WORK REQUIRED:
Omit every picture and return the rest of the data unaltered.

RECORDS SUPPLIED:
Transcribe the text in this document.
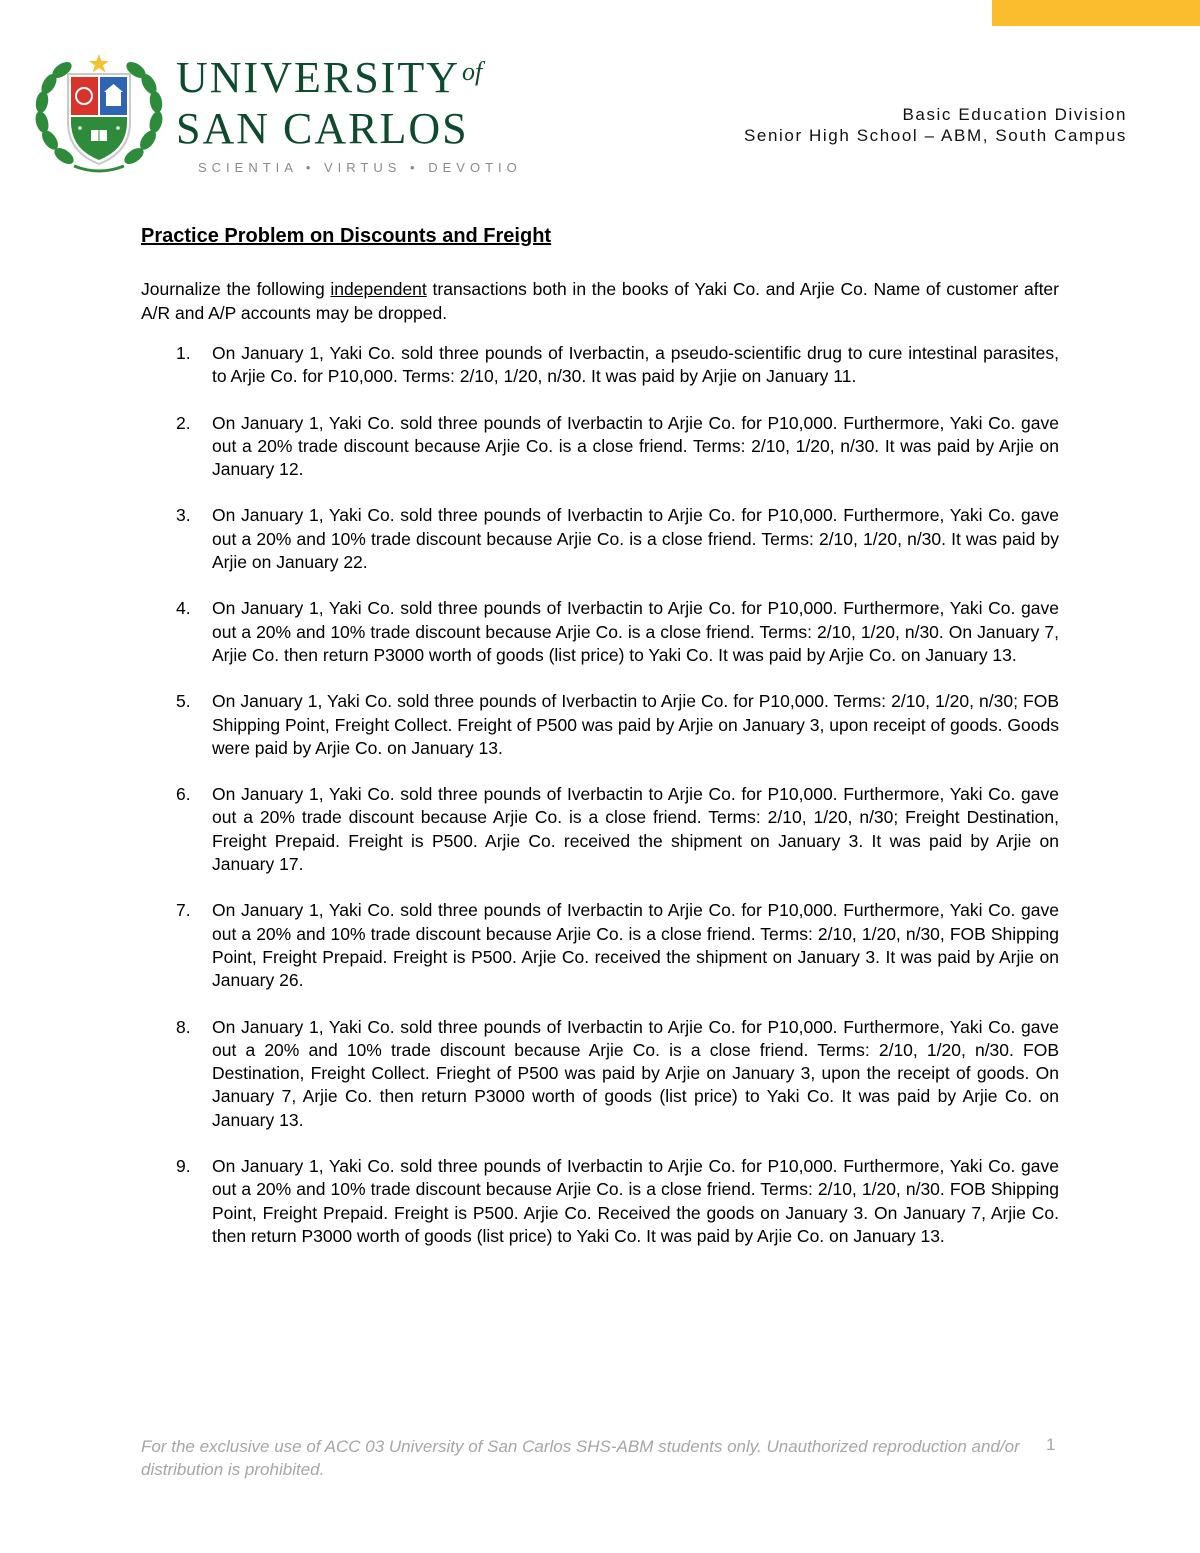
$UNIVERSITY^{of}$
SAN CARLOS
SCIENTIA • VIRTUS • DEVOTIO
Basic Education Division
Senior High School – ABM, South Campus
Practice Problem on Discounts and Freight
Journalize the following independent transactions both in the books of Yaki Co. and Arjie Co. Name of customer after A/R and A/P accounts may be dropped.
1. On January 1, Yaki Co. sold three pounds of Iverbactin, a pseudo-scientific drug to cure intestinal parasites, to Arjie Co. for P10,000. Terms: 2/10, 1/20, n/30. It was paid by Arjie on January 11.
2. On January 1, Yaki Co. sold three pounds of Iverbactin to Arjie Co. for P10,000. Furthermore, Yaki Co. gave out a 20% trade discount because Arjie Co. is a close friend. Terms: 2/10, 1/20, n/30. It was paid by Arjie on January 12.
3. On January 1, Yaki Co. sold three pounds of Iverbactin to Arjie Co. for P10,000. Furthermore, Yaki Co. gave out a 20% and 10% trade discount because Arjie Co. is a close friend. Terms: 2/10, 1/20, n/30. It was paid by Arjie on January 22.
4. On January 1, Yaki Co. sold three pounds of Iverbactin to Arjie Co. for P10,000. Furthermore, Yaki Co. gave out a 20% and 10% trade discount because Arjie Co. is a close friend. Terms: 2/10, 1/20, n/30. On January 7, Arjie Co. then return P3000 worth of goods (list price) to Yaki Co. It was paid by Arjie Co. on January 13.
5. On January 1, Yaki Co. sold three pounds of Iverbactin to Arjie Co. for P10,000. Terms: 2/10, 1/20, n/30; FOB Shipping Point, Freight Collect. Freight of P500 was paid by Arjie on January 3, upon receipt of goods. Goods were paid by Arjie Co. on January 13.
6. On January 1, Yaki Co. sold three pounds of Iverbactin to Arjie Co. for P10,000. Furthermore, Yaki Co. gave out a 20% trade discount because Arjie Co. is a close friend. Terms: 2/10, 1/20, n/30; Freight Destination, Freight Prepaid. Freight is P500. Arjie Co. received the shipment on January 3. It was paid by Arjie on January 17.
7. On January 1, Yaki Co. sold three pounds of Iverbactin to Arjie Co. for P10,000. Furthermore, Yaki Co. gave out a 20% and 10% trade discount because Arjie Co. is a close friend. Terms: 2/10, 1/20, n/30, FOB Shipping Point, Freight Prepaid. Freight is P500. Arjie Co. received the shipment on January 3. It was paid by Arjie on January 26.
8. On January 1, Yaki Co. sold three pounds of Iverbactin to Arjie Co. for P10,000. Furthermore, Yaki Co. gave out a 20% and 10% trade discount because Arjie Co. is a close friend. Terms: 2/10, 1/20, n/30. FOB Destination, Freight Collect. Frieght of P500 was paid by Arjie on January 3, upon the receipt of goods. On January 7, Arjie Co. then return P3000 worth of goods (list price) to Yaki Co. It was paid by Arjie Co. on January 13.
9. On January 1, Yaki Co. sold three pounds of Iverbactin to Arjie Co. for P10,000. Furthermore, Yaki Co. gave out a 20% and 10% trade discount because Arjie Co. is a close friend. Terms: 2/10, 1/20, n/30. FOB Shipping Point, Freight Prepaid. Freight is P500. Arjie Co. Received the goods on January 3. On January 7, Arjie Co. then return P3000 worth of goods (list price) to Yaki Co. It was paid by Arjie Co. on January 13.
For the exclusive use of ACC 03 University of San Carlos SHS-ABM students only. Unauthorized reproduction and/or distribution is prohibited.
1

CORRECT RESPONSE:
Transcribe the text in this document.
$UNIVERSITY^{of}$
SAN CARLOS
SCIENTIA • VIRTUS • DEVOTIO
Basic Education Division
Senior High School – ABM, South Campus
Practice Problem on Discounts and Freight
Journalize the following independent transactions both in the books of Yaki Co. and Arjie Co. Name of customer after A/R and A/P accounts may be dropped.
1. On January 1, Yaki Co. sold three pounds of Iverbactin, a pseudo-scientific drug to cure intestinal parasites, to Arjie Co. for P10,000. Terms: 2/10, 1/20, n/30. It was paid by Arjie on January 11.
2. On January 1, Yaki Co. sold three pounds of Iverbactin to Arjie Co. for P10,000. Furthermore, Yaki Co. gave out a 20% trade discount because Arjie Co. is a close friend. Terms: 2/10, 1/20, n/30. It was paid by Arjie on January 12.
3. On January 1, Yaki Co. sold three pounds of Iverbactin to Arjie Co. for P10,000. Furthermore, Yaki Co. gave out a 20% and 10% trade discount because Arjie Co. is a close friend. Terms: 2/10, 1/20, n/30. It was paid by Arjie on January 22.
4. On January 1, Yaki Co. sold three pounds of Iverbactin to Arjie Co. for P10,000. Furthermore, Yaki Co. gave out a 20% and 10% trade discount because Arjie Co. is a close friend. Terms: 2/10, 1/20, n/30. On January 7, Arjie Co. then return P3000 worth of goods (list price) to Yaki Co. It was paid by Arjie Co. on January 13.
5. On January 1, Yaki Co. sold three pounds of Iverbactin to Arjie Co. for P10,000. Terms: 2/10, 1/20, n/30; FOB Shipping Point, Freight Collect. Freight of P500 was paid by Arjie on January 3, upon receipt of goods. Goods were paid by Arjie Co. on January 13.
6. On January 1, Yaki Co. sold three pounds of Iverbactin to Arjie Co. for P10,000. Furthermore, Yaki Co. gave out a 20% trade discount because Arjie Co. is a close friend. Terms: 2/10, 1/20, n/30; Freight Destination, Freight Prepaid. Freight is P500. Arjie Co. received the shipment on January 3. It was paid by Arjie on January 17.
7. On January 1, Yaki Co. sold three pounds of Iverbactin to Arjie Co. for P10,000. Furthermore, Yaki Co. gave out a 20% and 10% trade discount because Arjie Co. is a close friend. Terms: 2/10, 1/20, n/30, FOB Shipping Point, Freight Prepaid. Freight is P500. Arjie Co. received the shipment on January 3. It was paid by Arjie on January 26.
8. On January 1, Yaki Co. sold three pounds of Iverbactin to Arjie Co. for P10,000. Furthermore, Yaki Co. gave out a 20% and 10% trade discount because Arjie Co. is a close friend. Terms: 2/10, 1/20, n/30. FOB Destination, Freight Collect. Frieght of P500 was paid by Arjie on January 3, upon the receipt of goods. On January 7, Arjie Co. then return P3000 worth of goods (list price) to Yaki Co. It was paid by Arjie Co. on January 13.
9. On January 1, Yaki Co. sold three pounds of Iverbactin to Arjie Co. for P10,000. Furthermore, Yaki Co. gave out a 20% and 10% trade discount because Arjie Co. is a close friend. Terms: 2/10, 1/20, n/30. FOB Shipping Point, Freight Prepaid. Freight is P500. Arjie Co. Received the goods on January 3. On January 7, Arjie Co. then return P3000 worth of goods (list price) to Yaki Co. It was paid by Arjie Co. on January 13.
For the exclusive use of ACC 03 University of San Carlos SHS-ABM students only. Unauthorized reproduction and/or distribution is prohibited.
1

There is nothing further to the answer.